## REQUIRED TASK:
Exactly as they appear, output all of the records. Skip any images.

-- Start of DATASET RECORDS --

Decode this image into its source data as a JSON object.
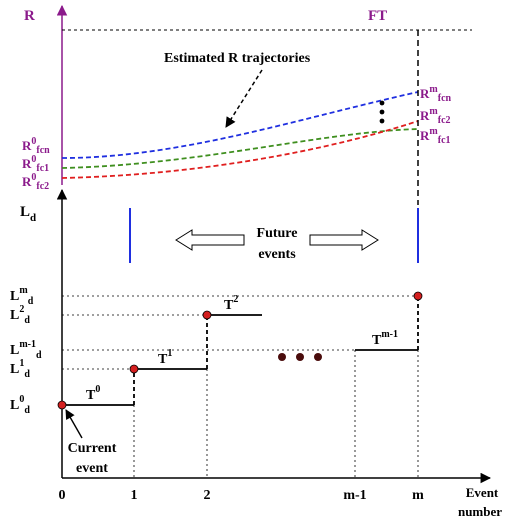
{
  "top_panel": {
    "y_axis_label": "R",
    "threshold_label": "FT",
    "annotation": "Estimated R trajectories",
    "start_labels": [
      {
        "base": "R",
        "sup": "0",
        "sub": "fcn"
      },
      {
        "base": "R",
        "sup": "0",
        "sub": "fc1"
      },
      {
        "base": "R",
        "sup": "0",
        "sub": "fc2"
      }
    ],
    "end_labels": [
      {
        "base": "R",
        "sup": "m",
        "sub": "fcn"
      },
      {
        "base": "R",
        "sup": "m",
        "sub": "fc2"
      },
      {
        "base": "R",
        "sup": "m",
        "sub": "fc1"
      }
    ],
    "curve_colors": {
      "fcn": "#1f2fe0",
      "fc1": "#3f8f1f",
      "fc2": "#e01f1f"
    },
    "axis_color": "#8b1a8b"
  },
  "future_events": {
    "line1": "Future",
    "line2": "events"
  },
  "bottom_panel": {
    "y_axis_label": {
      "base": "L",
      "sub": "d"
    },
    "y_levels": [
      {
        "base": "L",
        "sup": "m",
        "sub": "d"
      },
      {
        "base": "L",
        "sup": "2",
        "sub": "d"
      },
      {
        "base": "L",
        "sup": "m-1",
        "sub": "d"
      },
      {
        "base": "L",
        "sup": "1",
        "sub": "d"
      },
      {
        "base": "L",
        "sup": "0",
        "sub": "d"
      }
    ],
    "segment_labels": [
      {
        "base": "T",
        "sup": "0"
      },
      {
        "base": "T",
        "sup": "1"
      },
      {
        "base": "T",
        "sup": "2"
      },
      {
        "base": "T",
        "sup": "m-1"
      }
    ],
    "current_event": {
      "line1": "Current",
      "line2": "event"
    },
    "x_ticks": [
      "0",
      "1",
      "2",
      "m-1",
      "m"
    ],
    "x_axis_label": {
      "line1": "Event",
      "line2": "number"
    }
  }
}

-- End of DATASET RECORDS --

## ANSWER TO THE PROBLEM:
Decode this image into its source data as a JSON object.
{
  "top_panel": {
    "y_axis_label": "R",
    "threshold_label": "FT",
    "annotation": "Estimated R trajectories",
    "start_labels": [
      {
        "base": "R",
        "sup": "0",
        "sub": "fcn"
      },
      {
        "base": "R",
        "sup": "0",
        "sub": "fc1"
      },
      {
        "base": "R",
        "sup": "0",
        "sub": "fc2"
      }
    ],
    "end_labels": [
      {
        "base": "R",
        "sup": "m",
        "sub": "fcn"
      },
      {
        "base": "R",
        "sup": "m",
        "sub": "fc2"
      },
      {
        "base": "R",
        "sup": "m",
        "sub": "fc1"
      }
    ],
    "curve_colors": {
      "fcn": "#1f2fe0",
      "fc1": "#3f8f1f",
      "fc2": "#e01f1f"
    },
    "axis_color": "#8b1a8b"
  },
  "future_events": {
    "line1": "Future",
    "line2": "events"
  },
  "bottom_panel": {
    "y_axis_label": {
      "base": "L",
      "sub": "d"
    },
    "y_levels": [
      {
        "base": "L",
        "sup": "m",
        "sub": "d"
      },
      {
        "base": "L",
        "sup": "2",
        "sub": "d"
      },
      {
        "base": "L",
        "sup": "m-1",
        "sub": "d"
      },
      {
        "base": "L",
        "sup": "1",
        "sub": "d"
      },
      {
        "base": "L",
        "sup": "0",
        "sub": "d"
      }
    ],
    "segment_labels": [
      {
        "base": "T",
        "sup": "0"
      },
      {
        "base": "T",
        "sup": "1"
      },
      {
        "base": "T",
        "sup": "2"
      },
      {
        "base": "T",
        "sup": "m-1"
      }
    ],
    "current_event": {
      "line1": "Current",
      "line2": "event"
    },
    "x_ticks": [
      "0",
      "1",
      "2",
      "m-1",
      "m"
    ],
    "x_axis_label": {
      "line1": "Event",
      "line2": "number"
    }
  }
}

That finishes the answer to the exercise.